- [Data to process]
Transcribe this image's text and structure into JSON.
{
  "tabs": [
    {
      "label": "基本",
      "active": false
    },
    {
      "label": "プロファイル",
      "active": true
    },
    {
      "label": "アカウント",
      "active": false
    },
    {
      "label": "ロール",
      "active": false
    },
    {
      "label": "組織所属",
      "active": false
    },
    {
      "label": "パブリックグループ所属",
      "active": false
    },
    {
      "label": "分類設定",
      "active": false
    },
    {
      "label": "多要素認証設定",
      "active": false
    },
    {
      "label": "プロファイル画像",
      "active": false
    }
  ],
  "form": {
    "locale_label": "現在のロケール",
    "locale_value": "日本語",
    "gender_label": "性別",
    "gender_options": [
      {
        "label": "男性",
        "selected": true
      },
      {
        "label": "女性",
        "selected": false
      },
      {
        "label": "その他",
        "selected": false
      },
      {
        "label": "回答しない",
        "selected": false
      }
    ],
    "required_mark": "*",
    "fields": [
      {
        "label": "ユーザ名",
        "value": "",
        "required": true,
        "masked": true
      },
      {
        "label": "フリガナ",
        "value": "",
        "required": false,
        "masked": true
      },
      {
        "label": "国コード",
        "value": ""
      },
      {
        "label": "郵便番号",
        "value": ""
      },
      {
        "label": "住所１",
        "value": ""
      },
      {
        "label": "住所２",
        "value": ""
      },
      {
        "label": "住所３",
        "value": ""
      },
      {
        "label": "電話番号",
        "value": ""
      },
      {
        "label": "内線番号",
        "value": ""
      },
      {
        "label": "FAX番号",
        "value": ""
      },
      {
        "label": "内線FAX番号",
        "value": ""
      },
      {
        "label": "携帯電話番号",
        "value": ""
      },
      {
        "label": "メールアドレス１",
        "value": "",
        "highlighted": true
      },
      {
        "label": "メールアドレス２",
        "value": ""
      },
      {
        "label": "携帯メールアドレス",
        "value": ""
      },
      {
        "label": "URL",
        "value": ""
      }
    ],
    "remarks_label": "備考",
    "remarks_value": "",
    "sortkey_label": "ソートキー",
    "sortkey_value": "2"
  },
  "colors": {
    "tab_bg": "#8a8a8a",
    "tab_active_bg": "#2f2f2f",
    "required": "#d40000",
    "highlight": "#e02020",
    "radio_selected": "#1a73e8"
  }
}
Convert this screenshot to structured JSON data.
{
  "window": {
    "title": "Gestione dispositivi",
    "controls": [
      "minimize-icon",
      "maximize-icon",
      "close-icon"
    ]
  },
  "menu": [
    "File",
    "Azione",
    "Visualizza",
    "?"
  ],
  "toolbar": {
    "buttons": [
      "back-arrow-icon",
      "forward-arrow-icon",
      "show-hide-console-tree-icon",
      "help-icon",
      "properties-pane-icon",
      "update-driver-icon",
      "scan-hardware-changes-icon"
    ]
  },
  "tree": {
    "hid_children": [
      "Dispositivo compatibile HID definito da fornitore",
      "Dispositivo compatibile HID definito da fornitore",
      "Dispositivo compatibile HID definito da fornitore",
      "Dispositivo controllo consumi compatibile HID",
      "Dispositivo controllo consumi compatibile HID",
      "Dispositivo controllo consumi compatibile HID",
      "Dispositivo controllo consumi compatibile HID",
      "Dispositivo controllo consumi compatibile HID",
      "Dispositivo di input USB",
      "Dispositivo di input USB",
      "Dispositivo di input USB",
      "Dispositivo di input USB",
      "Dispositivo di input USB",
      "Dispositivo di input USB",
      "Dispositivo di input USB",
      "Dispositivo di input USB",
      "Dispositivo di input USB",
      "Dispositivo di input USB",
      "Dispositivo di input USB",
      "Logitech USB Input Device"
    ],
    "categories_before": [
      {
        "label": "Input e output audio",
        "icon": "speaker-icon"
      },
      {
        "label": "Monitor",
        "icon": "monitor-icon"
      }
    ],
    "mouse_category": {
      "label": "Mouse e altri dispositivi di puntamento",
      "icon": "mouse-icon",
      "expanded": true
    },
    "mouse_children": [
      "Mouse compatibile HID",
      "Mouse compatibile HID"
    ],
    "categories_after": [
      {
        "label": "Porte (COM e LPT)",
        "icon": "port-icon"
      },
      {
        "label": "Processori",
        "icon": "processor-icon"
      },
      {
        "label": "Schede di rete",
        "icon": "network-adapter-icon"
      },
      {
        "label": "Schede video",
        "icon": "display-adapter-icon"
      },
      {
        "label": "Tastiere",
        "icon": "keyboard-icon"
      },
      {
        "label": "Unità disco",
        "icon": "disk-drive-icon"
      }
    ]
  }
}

- [To be done] Without changing a word, restate the whole listing.

- [Task response]
Transcribe this image's text and structure into JSON.
{
  "tabs": [
    {
      "label": "基本",
      "active": false
    },
    {
      "label": "プロファイル",
      "active": true
    },
    {
      "label": "アカウント",
      "active": false
    },
    {
      "label": "ロール",
      "active": false
    },
    {
      "label": "組織所属",
      "active": false
    },
    {
      "label": "パブリックグループ所属",
      "active": false
    },
    {
      "label": "分類設定",
      "active": false
    },
    {
      "label": "多要素認証設定",
      "active": false
    },
    {
      "label": "プロファイル画像",
      "active": false
    }
  ],
  "form": {
    "locale_label": "現在のロケール",
    "locale_value": "日本語",
    "gender_label": "性別",
    "gender_options": [
      {
        "label": "男性",
        "selected": true
      },
      {
        "label": "女性",
        "selected": false
      },
      {
        "label": "その他",
        "selected": false
      },
      {
        "label": "回答しない",
        "selected": false
      }
    ],
    "required_mark": "*",
    "fields": [
      {
        "label": "ユーザ名",
        "value": "",
        "required": true,
        "masked": true
      },
      {
        "label": "フリガナ",
        "value": "",
        "required": false,
        "masked": true
      },
      {
        "label": "国コード",
        "value": ""
      },
      {
        "label": "郵便番号",
        "value": ""
      },
      {
        "label": "住所１",
        "value": ""
      },
      {
        "label": "住所２",
        "value": ""
      },
      {
        "label": "住所３",
        "value": ""
      },
      {
        "label": "電話番号",
        "value": ""
      },
      {
        "label": "内線番号",
        "value": ""
      },
      {
        "label": "FAX番号",
        "value": ""
      },
      {
        "label": "内線FAX番号",
        "value": ""
      },
      {
        "label": "携帯電話番号",
        "value": ""
      },
      {
        "label": "メールアドレス１",
        "value": "",
        "highlighted": true
      },
      {
        "label": "メールアドレス２",
        "value": ""
      },
      {
        "label": "携帯メールアドレス",
        "value": ""
      },
      {
        "label": "URL",
        "value": ""
      }
    ],
    "remarks_label": "備考",
    "remarks_value": "",
    "sortkey_label": "ソートキー",
    "sortkey_value": "2"
  },
  "colors": {
    "tab_bg": "#8a8a8a",
    "tab_active_bg": "#2f2f2f",
    "required": "#d40000",
    "highlight": "#e02020",
    "radio_selected": "#1a73e8"
  }
}
Convert this screenshot to structured JSON data.
{
  "window": {
    "title": "Gestione dispositivi",
    "controls": [
      "minimize-icon",
      "maximize-icon",
      "close-icon"
    ]
  },
  "menu": [
    "File",
    "Azione",
    "Visualizza",
    "?"
  ],
  "toolbar": {
    "buttons": [
      "back-arrow-icon",
      "forward-arrow-icon",
      "show-hide-console-tree-icon",
      "help-icon",
      "properties-pane-icon",
      "update-driver-icon",
      "scan-hardware-changes-icon"
    ]
  },
  "tree": {
    "hid_children": [
      "Dispositivo compatibile HID definito da fornitore",
      "Dispositivo compatibile HID definito da fornitore",
      "Dispositivo compatibile HID definito da fornitore",
      "Dispositivo controllo consumi compatibile HID",
      "Dispositivo controllo consumi compatibile HID",
      "Dispositivo controllo consumi compatibile HID",
      "Dispositivo controllo consumi compatibile HID",
      "Dispositivo controllo consumi compatibile HID",
      "Dispositivo di input USB",
      "Dispositivo di input USB",
      "Dispositivo di input USB",
      "Dispositivo di input USB",
      "Dispositivo di input USB",
      "Dispositivo di input USB",
      "Dispositivo di input USB",
      "Dispositivo di input USB",
      "Dispositivo di input USB",
      "Dispositivo di input USB",
      "Dispositivo di input USB",
      "Logitech USB Input Device"
    ],
    "categories_before": [
      {
        "label": "Input e output audio",
        "icon": "speaker-icon"
      },
      {
        "label": "Monitor",
        "icon": "monitor-icon"
      }
    ],
    "mouse_category": {
      "label": "Mouse e altri dispositivi di puntamento",
      "icon": "mouse-icon",
      "expanded": true
    },
    "mouse_children": [
      "Mouse compatibile HID",
      "Mouse compatibile HID"
    ],
    "categories_after": [
      {
        "label": "Porte (COM e LPT)",
        "icon": "port-icon"
      },
      {
        "label": "Processori",
        "icon": "processor-icon"
      },
      {
        "label": "Schede di rete",
        "icon": "network-adapter-icon"
      },
      {
        "label": "Schede video",
        "icon": "display-adapter-icon"
      },
      {
        "label": "Tastiere",
        "icon": "keyboard-icon"
      },
      {
        "label": "Unità disco",
        "icon": "disk-drive-icon"
      }
    ]
  }
}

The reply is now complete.